What needs to be done =>
Recast each line of the listing below as a Markdown table with two columns, Row for a running number and Line for the text of that line, skipping blank lines. Leave the pictures out of the table.
* * * * *
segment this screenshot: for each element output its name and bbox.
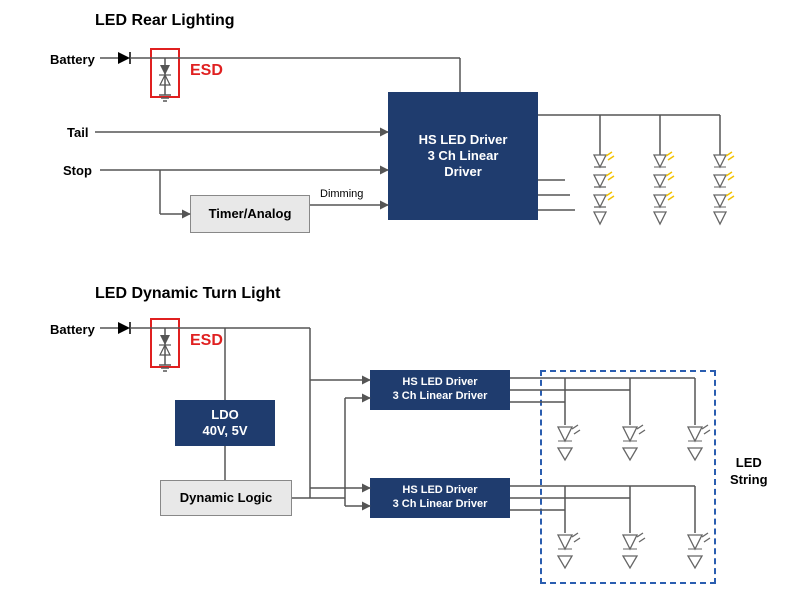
section2-dynamic-logic-block: Dynamic Logic — [160, 480, 292, 516]
led-string-dashed-box — [540, 370, 716, 584]
section2-ldo-line1: LDO — [211, 407, 238, 422]
section2-driver1-line1: HS LED Driver — [402, 376, 477, 388]
led-string-label-line2: String — [730, 472, 768, 487]
section1-dimming-label: Dimming — [320, 188, 363, 200]
section2-ldo-block: LDO 40V, 5V — [175, 400, 275, 446]
section2-driver2-line2: 3 Ch Linear Driver — [393, 498, 488, 510]
section1-stop-label: Stop — [63, 163, 92, 178]
section2-esd-label: ESD — [190, 332, 223, 350]
section2-driver-block-1: HS LED Driver 3 Ch Linear Driver — [370, 370, 510, 410]
section2-ldo-line2: 40V, 5V — [202, 423, 247, 438]
section1-driver-line2: 3 Ch Linear — [428, 148, 499, 163]
section1-tail-label: Tail — [67, 125, 88, 140]
section2-battery-label: Battery — [50, 322, 95, 337]
section1-driver-line3: Driver — [444, 164, 482, 179]
section2-driver1-line2: 3 Ch Linear Driver — [393, 390, 488, 402]
section1-timer-block: Timer/Analog — [190, 195, 310, 233]
led-string-label: LED String — [730, 455, 768, 489]
section2-esd-box — [150, 318, 180, 368]
section2-driver2-line1: HS LED Driver — [402, 484, 477, 496]
section1-driver-block: HS LED Driver 3 Ch Linear Driver — [388, 92, 538, 220]
section2-driver-block-2: HS LED Driver 3 Ch Linear Driver — [370, 478, 510, 518]
section1-battery-label: Battery — [50, 52, 95, 67]
section2-dynamic-logic-label: Dynamic Logic — [180, 490, 272, 506]
section1-driver-line1: HS LED Driver — [419, 132, 508, 147]
section1-title: LED Rear Lighting — [95, 12, 235, 30]
led-string-label-line1: LED — [736, 455, 762, 470]
section2-title: LED Dynamic Turn Light — [95, 285, 280, 303]
section1-timer-label: Timer/Analog — [209, 206, 292, 222]
section1-esd-label: ESD — [190, 62, 223, 80]
section1-esd-box — [150, 48, 180, 98]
* * * * *
Response to the task =>
| Row | Line |
|---|---|
| 1 | segment this screenshot: for each element output its name and bbox. |
| 2 | section2-dynamic-logic-block: Dynamic Logic — [160, 480, 292, 516] |
| 3 | led-string-dashed-box — [540, 370, 716, 584] |
| 4 | section2-ldo-line1: LDO — [211, 407, 238, 422] |
| 5 | section2-driver1-line1: HS LED Driver — [402, 376, 477, 388] |
| 6 | led-string-label-line2: String — [730, 472, 768, 487] |
| 7 | section1-dimming-label: Dimming — [320, 188, 363, 200] |
| 8 | section2-ldo-block: LDO 40V, 5V — [175, 400, 275, 446] |
| 9 | section2-driver2-line2: 3 Ch Linear Driver — [393, 498, 488, 510] |
| 10 | section1-stop-label: Stop — [63, 163, 92, 178] |
| 11 | section2-esd-label: ESD — [190, 332, 223, 350] |
| 12 | section2-driver-block-1: HS LED Driver 3 Ch Linear Driver — [370, 370, 510, 410] |
| 13 | section2-ldo-line2: 40V, 5V — [202, 423, 247, 438] |
| 14 | section1-driver-line2: 3 Ch Linear — [428, 148, 499, 163] |
| 15 | section1-tail-label: Tail — [67, 125, 88, 140] |
| 16 | section2-battery-label: Battery — [50, 322, 95, 337] |
| 17 | section1-driver-line3: Driver — [444, 164, 482, 179] |
| 18 | section2-driver1-line2: 3 Ch Linear Driver — [393, 390, 488, 402] |
| 19 | section1-timer-block: Timer/Analog — [190, 195, 310, 233] |
| 20 | led-string-label: LED String — [730, 455, 768, 489] |
| 21 | section2-esd-box — [150, 318, 180, 368] |
| 22 | section2-driver2-line1: HS LED Driver — [402, 484, 477, 496] |
| 23 | section1-driver-block: HS LED Driver 3 Ch Linear Driver — [388, 92, 538, 220] |
| 24 | section2-driver-block-2: HS LED Driver 3 Ch Linear Driver — [370, 478, 510, 518] |
| 25 | section1-battery-label: Battery — [50, 52, 95, 67] |
| 26 | section2-dynamic-logic-label: Dynamic Logic — [180, 490, 272, 506] |
| 27 | section1-driver-line1: HS LED Driver — [419, 132, 508, 147] |
| 28 | section1-title: LED Rear Lighting — [95, 12, 235, 30] |
| 29 | led-string-label-line1: LED — [736, 455, 762, 470] |
| 30 | section2-title: LED Dynamic Turn Light — [95, 285, 280, 303] |
| 31 | section1-timer-label: Timer/Analog — [209, 206, 292, 222] |
| 32 | section1-esd-label: ESD — [190, 62, 223, 80] |
| 33 | section1-esd-box — [150, 48, 180, 98] |